DIRECTIONS:
Go through the entries below and write each one out exactly.

(Dataset records)
——
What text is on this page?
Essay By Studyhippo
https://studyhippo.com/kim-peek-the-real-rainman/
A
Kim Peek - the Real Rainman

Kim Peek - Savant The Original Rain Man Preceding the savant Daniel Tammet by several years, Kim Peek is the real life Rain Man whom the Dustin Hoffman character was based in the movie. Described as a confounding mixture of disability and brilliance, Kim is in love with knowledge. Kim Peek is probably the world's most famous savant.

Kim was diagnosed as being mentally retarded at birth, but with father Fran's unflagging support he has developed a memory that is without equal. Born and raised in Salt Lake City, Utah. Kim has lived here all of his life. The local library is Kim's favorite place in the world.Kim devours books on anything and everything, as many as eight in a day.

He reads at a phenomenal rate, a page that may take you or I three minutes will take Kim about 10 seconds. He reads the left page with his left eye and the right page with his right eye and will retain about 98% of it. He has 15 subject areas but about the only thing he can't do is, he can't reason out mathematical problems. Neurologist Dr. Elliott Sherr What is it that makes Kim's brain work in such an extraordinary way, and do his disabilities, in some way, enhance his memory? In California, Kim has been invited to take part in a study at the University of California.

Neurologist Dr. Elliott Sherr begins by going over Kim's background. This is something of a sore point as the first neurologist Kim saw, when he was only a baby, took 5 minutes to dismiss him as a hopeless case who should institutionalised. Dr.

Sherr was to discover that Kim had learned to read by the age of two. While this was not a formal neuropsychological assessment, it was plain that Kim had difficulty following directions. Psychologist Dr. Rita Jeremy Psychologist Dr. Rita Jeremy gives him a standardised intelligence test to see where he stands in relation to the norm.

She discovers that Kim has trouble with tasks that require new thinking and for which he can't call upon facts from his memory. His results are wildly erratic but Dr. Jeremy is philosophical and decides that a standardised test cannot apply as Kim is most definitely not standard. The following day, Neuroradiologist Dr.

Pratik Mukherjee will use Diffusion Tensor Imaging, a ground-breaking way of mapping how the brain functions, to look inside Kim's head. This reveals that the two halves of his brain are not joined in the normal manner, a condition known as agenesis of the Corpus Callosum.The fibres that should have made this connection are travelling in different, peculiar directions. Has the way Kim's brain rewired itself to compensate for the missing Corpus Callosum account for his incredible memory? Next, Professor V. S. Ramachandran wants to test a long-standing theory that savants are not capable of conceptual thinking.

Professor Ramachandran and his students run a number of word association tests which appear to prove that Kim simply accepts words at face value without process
——
ANSWER FOR THE TASK:
What text is on this page?
Essay By Studyhippo
https://studyhippo.com/kim-peek-the-real-rainman/
A
Kim Peek - the Real Rainman

Kim Peek - Savant The Original Rain Man Preceding the savant Daniel Tammet by several years, Kim Peek is the real life Rain Man whom the Dustin Hoffman character was based in the movie. Described as a confounding mixture of disability and brilliance, Kim is in love with knowledge. Kim Peek is probably the world's most famous savant.

Kim was diagnosed as being mentally retarded at birth, but with father Fran's unflagging support he has developed a memory that is without equal. Born and raised in Salt Lake City, Utah. Kim has lived here all of his life. The local library is Kim's favorite place in the world.Kim devours books on anything and everything, as many as eight in a day.

He reads at a phenomenal rate, a page that may take you or I three minutes will take Kim about 10 seconds. He reads the left page with his left eye and the right page with his right eye and will retain about 98% of it. He has 15 subject areas but about the only thing he can't do is, he can't reason out mathematical problems. Neurologist Dr. Elliott Sherr What is it that makes Kim's brain work in such an extraordinary way, and do his disabilities, in some way, enhance his memory? In California, Kim has been invited to take part in a study at the University of California.

Neurologist Dr. Elliott Sherr begins by going over Kim's background. This is something of a sore point as the first neurologist Kim saw, when he was only a baby, took 5 minutes to dismiss him as a hopeless case who should institutionalised. Dr.

Sherr was to discover that Kim had learned to read by the age of two. While this was not a formal neuropsychological assessment, it was plain that Kim had difficulty following directions. Psychologist Dr. Rita Jeremy Psychologist Dr. Rita Jeremy gives him a standardised intelligence test to see where he stands in relation to the norm.

She discovers that Kim has trouble with tasks that require new thinking and for which he can't call upon facts from his memory. His results are wildly erratic but Dr. Jeremy is philosophical and decides that a standardised test cannot apply as Kim is most definitely not standard. The following day, Neuroradiologist Dr.

Pratik Mukherjee will use Diffusion Tensor Imaging, a ground-breaking way of mapping how the brain functions, to look inside Kim's head. This reveals that the two halves of his brain are not joined in the normal manner, a condition known as agenesis of the Corpus Callosum.The fibres that should have made this connection are travelling in different, peculiar directions. Has the way Kim's brain rewired itself to compensate for the missing Corpus Callosum account for his incredible memory? Next, Professor V. S. Ramachandran wants to test a long-standing theory that savants are not capable of conceptual thinking.

Professor Ramachandran and his students run a number of word association tests which appear to prove that Kim simply accepts words at face value without process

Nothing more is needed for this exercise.